* [Exercise] What lines of the data below hold the string "Concentration"? Copy each one.

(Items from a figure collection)
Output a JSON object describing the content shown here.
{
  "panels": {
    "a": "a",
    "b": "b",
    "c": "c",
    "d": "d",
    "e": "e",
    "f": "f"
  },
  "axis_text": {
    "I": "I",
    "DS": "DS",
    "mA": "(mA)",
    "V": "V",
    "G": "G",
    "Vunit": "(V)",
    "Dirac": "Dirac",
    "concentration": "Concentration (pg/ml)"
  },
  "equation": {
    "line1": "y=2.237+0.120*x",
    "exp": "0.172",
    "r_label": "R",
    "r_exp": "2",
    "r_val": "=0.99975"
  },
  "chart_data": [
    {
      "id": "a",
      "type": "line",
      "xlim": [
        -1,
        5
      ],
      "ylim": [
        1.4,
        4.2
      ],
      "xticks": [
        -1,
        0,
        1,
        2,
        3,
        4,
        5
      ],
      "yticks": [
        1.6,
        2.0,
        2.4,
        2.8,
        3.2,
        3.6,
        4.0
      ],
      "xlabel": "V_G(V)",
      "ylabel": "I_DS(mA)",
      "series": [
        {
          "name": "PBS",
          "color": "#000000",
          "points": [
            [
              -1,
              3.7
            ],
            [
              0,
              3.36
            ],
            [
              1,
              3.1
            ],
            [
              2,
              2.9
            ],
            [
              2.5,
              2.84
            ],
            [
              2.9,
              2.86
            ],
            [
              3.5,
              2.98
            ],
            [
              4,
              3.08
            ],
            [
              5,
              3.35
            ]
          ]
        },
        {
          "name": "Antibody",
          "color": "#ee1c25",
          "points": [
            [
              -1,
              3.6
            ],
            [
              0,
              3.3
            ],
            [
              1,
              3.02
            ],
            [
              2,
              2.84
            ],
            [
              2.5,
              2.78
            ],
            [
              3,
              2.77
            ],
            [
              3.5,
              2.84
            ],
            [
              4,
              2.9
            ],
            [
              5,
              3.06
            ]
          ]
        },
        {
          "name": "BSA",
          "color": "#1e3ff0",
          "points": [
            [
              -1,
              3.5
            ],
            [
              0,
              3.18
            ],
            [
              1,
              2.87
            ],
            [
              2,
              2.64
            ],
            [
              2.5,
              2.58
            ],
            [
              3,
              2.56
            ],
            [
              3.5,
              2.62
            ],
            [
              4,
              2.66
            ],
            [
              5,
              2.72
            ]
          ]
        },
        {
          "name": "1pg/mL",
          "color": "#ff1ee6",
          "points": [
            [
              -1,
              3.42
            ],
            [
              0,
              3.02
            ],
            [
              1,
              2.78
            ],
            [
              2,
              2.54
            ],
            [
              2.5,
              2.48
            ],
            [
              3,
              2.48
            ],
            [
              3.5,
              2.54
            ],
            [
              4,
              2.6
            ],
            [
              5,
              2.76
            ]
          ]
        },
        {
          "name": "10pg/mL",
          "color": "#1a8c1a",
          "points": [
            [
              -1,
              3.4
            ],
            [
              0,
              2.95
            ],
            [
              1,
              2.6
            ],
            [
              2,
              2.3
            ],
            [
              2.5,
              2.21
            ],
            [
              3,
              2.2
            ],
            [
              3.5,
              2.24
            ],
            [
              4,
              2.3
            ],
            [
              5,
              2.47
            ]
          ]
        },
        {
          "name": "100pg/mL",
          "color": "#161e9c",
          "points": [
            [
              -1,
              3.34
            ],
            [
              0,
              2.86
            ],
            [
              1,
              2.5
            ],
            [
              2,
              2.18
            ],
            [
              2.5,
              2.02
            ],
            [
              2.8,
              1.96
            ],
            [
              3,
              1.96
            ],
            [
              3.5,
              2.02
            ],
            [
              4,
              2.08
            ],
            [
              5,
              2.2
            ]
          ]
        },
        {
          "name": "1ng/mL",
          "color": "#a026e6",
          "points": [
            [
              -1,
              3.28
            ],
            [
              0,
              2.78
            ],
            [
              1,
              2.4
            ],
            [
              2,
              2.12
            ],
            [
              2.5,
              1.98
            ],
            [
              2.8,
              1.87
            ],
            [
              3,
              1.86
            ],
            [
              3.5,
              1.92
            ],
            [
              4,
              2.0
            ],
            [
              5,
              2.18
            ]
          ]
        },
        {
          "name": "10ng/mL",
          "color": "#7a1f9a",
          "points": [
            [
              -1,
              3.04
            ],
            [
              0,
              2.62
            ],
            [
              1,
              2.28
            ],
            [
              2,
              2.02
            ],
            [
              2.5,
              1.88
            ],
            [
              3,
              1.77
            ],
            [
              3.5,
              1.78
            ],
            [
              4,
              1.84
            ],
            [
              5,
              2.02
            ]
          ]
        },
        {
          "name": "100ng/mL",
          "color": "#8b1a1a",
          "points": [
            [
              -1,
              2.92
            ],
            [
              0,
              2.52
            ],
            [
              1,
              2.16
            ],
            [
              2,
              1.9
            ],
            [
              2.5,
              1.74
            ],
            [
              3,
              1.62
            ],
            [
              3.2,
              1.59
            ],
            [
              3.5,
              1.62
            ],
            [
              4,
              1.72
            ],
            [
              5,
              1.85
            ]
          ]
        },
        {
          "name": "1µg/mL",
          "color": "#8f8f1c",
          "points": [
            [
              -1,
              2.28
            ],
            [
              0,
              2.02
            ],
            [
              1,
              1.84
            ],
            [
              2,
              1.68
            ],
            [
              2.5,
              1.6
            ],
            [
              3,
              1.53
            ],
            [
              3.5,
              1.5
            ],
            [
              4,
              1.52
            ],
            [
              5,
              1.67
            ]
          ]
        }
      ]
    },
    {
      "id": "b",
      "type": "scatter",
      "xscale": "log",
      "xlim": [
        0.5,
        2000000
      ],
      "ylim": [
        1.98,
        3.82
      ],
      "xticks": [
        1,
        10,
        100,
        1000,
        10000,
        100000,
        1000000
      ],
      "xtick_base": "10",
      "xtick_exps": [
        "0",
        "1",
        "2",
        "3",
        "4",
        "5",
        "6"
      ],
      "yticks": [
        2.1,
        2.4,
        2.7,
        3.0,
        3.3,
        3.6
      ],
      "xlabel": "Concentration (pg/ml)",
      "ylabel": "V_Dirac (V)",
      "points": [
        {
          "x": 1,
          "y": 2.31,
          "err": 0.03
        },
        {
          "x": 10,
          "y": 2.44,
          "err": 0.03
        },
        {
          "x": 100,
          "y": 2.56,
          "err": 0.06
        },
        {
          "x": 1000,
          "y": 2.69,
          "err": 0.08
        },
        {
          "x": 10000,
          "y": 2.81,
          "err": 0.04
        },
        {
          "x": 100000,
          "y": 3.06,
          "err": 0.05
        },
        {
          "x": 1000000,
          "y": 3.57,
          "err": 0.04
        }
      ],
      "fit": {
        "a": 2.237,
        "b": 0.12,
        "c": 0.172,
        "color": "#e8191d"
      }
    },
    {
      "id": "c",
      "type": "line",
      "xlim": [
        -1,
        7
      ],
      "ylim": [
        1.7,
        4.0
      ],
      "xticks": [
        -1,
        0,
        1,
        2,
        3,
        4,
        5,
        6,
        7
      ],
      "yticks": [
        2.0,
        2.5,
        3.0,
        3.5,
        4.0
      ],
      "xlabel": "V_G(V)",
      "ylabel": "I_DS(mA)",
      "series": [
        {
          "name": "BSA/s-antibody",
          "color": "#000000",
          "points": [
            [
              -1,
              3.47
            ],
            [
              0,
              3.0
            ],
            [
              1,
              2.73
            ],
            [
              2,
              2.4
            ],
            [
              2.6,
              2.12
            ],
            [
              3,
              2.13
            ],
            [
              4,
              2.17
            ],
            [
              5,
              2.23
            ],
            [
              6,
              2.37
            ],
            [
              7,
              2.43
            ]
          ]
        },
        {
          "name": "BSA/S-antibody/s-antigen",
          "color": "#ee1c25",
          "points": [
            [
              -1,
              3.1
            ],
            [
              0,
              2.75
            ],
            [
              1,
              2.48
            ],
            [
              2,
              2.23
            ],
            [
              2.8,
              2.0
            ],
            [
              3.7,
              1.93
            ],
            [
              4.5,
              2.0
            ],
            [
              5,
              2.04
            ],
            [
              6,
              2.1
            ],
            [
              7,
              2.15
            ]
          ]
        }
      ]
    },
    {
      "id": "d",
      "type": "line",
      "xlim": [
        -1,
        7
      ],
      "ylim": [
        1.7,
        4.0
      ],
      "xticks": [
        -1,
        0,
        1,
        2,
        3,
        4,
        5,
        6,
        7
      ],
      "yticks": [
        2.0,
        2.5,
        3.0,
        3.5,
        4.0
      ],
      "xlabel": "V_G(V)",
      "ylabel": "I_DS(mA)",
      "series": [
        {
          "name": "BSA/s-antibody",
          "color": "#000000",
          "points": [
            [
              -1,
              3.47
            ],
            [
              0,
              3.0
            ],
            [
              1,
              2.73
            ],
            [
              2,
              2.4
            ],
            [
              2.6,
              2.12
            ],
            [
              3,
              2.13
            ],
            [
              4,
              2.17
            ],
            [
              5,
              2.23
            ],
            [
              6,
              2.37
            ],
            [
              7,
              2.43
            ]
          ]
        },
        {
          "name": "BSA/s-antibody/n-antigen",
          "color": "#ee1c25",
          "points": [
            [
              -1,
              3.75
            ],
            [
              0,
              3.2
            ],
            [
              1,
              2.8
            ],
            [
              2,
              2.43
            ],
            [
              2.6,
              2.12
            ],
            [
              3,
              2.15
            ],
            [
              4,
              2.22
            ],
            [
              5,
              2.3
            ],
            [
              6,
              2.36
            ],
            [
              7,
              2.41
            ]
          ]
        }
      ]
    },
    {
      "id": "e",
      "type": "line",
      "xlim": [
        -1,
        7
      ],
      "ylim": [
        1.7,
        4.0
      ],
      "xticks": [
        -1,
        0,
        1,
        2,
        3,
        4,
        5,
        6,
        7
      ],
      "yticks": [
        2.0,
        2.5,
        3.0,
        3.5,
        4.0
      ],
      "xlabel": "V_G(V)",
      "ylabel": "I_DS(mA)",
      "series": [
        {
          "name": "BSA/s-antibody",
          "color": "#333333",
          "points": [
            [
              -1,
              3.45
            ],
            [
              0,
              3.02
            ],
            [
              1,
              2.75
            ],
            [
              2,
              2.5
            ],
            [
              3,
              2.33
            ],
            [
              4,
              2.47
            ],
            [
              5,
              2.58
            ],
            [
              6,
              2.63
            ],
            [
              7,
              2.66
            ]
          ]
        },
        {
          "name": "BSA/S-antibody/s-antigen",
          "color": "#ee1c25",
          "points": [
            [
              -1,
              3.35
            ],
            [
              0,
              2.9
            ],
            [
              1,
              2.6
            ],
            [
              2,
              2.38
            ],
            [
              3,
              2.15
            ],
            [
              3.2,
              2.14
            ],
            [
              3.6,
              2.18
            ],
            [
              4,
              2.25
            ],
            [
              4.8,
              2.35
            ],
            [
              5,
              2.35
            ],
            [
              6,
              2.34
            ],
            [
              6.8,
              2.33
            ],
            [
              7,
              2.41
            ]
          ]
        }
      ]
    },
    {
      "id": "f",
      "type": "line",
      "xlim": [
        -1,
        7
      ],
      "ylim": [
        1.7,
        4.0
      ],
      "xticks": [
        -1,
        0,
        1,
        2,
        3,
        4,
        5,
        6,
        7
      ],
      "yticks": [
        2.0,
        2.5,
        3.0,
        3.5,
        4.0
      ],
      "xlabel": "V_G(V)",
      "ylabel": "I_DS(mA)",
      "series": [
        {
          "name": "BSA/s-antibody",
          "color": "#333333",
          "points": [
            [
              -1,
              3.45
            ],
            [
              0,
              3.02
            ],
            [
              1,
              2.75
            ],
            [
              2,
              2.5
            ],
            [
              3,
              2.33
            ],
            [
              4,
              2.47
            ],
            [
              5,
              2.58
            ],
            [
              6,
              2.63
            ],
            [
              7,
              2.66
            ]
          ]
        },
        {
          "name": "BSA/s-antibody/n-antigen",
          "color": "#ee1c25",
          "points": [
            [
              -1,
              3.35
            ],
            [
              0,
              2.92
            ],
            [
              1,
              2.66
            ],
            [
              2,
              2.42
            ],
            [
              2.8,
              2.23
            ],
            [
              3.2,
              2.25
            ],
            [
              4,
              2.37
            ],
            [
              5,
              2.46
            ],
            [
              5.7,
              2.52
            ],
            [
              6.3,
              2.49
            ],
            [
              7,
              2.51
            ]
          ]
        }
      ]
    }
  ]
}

* [Answer]
    "concentration": "Concentration (pg/ml)"
      "xlabel": "Concentration (pg/ml)",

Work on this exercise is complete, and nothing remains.